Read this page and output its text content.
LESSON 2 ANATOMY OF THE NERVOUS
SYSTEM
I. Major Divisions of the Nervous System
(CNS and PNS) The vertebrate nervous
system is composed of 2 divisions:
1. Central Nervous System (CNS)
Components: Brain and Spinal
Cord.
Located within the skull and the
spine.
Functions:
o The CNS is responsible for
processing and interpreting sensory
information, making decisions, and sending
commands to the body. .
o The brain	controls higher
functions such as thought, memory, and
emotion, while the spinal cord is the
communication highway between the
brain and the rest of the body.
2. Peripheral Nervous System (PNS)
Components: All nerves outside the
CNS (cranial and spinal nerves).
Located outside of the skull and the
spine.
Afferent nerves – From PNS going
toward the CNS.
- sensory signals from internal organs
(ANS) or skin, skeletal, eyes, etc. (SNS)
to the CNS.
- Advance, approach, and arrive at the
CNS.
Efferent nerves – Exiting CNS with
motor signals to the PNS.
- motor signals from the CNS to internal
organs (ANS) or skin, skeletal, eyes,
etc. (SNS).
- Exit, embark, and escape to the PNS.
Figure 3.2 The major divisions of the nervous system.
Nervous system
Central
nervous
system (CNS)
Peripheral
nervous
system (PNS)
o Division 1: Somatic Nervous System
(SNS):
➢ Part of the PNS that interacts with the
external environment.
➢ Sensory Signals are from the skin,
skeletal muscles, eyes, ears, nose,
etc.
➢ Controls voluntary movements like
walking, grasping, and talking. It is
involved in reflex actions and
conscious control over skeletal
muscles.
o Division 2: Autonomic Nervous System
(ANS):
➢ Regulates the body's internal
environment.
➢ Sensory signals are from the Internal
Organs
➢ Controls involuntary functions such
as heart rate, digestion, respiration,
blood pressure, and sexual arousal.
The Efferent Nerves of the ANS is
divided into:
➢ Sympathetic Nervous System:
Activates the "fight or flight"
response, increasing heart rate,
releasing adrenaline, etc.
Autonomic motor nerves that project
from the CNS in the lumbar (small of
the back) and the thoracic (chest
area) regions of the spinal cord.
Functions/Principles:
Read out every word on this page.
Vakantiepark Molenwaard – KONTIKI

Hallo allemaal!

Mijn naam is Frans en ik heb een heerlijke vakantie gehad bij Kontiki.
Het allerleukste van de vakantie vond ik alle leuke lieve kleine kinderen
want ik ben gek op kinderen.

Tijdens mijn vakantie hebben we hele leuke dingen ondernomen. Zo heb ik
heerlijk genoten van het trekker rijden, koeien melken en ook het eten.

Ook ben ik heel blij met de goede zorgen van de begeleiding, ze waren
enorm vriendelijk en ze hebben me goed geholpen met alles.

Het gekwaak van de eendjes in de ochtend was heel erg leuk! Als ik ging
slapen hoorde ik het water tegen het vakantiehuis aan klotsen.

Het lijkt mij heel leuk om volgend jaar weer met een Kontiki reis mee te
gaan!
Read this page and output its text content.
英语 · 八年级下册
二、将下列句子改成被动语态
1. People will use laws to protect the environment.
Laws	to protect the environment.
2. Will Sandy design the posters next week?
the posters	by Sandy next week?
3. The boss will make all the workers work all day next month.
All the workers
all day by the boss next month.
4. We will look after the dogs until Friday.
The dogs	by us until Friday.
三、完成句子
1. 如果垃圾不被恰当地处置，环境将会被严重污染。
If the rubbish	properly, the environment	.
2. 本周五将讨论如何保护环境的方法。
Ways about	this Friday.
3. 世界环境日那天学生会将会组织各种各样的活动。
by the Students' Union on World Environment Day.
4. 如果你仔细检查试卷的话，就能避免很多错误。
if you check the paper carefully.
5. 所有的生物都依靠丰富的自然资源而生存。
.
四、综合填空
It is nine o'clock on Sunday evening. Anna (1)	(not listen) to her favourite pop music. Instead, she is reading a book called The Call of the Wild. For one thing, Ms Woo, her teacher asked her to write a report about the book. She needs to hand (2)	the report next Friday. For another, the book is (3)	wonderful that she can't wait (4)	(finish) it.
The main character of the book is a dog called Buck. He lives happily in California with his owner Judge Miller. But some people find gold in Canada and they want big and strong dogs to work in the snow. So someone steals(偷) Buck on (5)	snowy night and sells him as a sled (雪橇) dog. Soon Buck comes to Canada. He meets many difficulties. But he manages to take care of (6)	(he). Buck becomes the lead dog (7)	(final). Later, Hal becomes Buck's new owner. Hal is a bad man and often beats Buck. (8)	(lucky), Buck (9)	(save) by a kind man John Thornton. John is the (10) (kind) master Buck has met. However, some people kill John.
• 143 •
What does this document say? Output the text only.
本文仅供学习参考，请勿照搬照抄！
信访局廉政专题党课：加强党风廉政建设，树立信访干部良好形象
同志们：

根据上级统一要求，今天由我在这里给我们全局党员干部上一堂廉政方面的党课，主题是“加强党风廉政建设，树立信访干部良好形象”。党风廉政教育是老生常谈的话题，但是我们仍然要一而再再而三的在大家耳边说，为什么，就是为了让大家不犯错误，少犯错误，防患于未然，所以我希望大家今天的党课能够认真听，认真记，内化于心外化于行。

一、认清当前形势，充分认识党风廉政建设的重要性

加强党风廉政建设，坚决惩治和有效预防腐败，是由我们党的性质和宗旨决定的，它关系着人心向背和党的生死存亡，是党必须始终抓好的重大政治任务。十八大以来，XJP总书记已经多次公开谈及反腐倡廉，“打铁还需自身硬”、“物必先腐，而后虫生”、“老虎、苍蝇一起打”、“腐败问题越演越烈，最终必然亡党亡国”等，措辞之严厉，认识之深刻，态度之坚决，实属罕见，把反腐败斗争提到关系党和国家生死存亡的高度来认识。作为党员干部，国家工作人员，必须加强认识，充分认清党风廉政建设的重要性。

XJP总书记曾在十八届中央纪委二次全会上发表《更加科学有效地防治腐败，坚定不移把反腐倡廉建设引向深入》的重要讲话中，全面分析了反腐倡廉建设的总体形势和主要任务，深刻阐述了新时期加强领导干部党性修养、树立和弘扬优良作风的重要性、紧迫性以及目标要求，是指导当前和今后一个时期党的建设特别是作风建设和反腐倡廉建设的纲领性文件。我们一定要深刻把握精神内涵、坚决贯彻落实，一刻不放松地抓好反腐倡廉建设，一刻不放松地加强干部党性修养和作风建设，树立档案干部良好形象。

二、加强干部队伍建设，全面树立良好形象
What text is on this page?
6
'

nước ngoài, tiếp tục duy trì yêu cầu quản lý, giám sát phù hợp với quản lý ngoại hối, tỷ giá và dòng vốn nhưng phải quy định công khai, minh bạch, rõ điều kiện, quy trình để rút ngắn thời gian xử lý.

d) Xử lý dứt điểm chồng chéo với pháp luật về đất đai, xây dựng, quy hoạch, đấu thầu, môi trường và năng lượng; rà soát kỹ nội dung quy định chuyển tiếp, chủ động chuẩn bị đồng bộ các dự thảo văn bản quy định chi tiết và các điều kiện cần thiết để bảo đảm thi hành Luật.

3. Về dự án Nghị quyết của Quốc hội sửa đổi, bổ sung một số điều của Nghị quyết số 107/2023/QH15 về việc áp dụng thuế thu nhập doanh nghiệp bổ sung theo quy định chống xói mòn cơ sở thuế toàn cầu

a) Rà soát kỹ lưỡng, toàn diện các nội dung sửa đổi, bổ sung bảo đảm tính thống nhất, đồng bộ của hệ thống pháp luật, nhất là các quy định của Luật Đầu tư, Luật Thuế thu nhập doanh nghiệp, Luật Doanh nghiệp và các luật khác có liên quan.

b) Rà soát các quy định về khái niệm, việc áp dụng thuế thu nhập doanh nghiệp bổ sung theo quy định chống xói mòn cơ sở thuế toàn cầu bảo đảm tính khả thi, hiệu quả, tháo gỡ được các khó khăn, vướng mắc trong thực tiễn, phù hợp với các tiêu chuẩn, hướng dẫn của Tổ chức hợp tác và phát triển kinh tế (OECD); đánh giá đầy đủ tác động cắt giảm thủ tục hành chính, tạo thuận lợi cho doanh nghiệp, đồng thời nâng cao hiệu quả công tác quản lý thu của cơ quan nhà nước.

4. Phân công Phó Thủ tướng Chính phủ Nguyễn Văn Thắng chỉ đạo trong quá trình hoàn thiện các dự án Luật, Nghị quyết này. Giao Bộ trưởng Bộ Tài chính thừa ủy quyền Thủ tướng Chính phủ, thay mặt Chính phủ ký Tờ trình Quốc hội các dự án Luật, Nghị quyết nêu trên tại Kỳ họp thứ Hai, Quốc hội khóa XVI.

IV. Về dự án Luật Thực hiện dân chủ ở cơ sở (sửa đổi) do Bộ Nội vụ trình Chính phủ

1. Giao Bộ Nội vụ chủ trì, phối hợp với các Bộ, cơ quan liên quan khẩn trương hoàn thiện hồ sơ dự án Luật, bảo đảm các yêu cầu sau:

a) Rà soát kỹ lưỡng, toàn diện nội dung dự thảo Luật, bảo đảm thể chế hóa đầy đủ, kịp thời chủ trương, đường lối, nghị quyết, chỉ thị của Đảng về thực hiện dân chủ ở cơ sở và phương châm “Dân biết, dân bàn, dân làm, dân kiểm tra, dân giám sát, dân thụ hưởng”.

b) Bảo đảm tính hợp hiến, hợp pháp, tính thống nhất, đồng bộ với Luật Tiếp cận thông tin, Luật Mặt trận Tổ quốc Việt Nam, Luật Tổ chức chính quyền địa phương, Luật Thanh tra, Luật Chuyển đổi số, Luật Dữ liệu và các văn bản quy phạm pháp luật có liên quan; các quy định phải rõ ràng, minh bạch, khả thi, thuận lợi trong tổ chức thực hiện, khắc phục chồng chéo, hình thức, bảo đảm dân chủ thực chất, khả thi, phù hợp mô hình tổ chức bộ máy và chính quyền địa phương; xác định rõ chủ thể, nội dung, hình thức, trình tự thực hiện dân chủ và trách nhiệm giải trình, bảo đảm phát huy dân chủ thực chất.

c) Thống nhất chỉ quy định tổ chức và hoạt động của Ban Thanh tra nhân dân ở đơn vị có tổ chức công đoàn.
━━━━━━━━━━━━━━━━━━━━
Set task » What is the number of lines that hold the string "skin"? Give it alone.

Solution for this problem » 3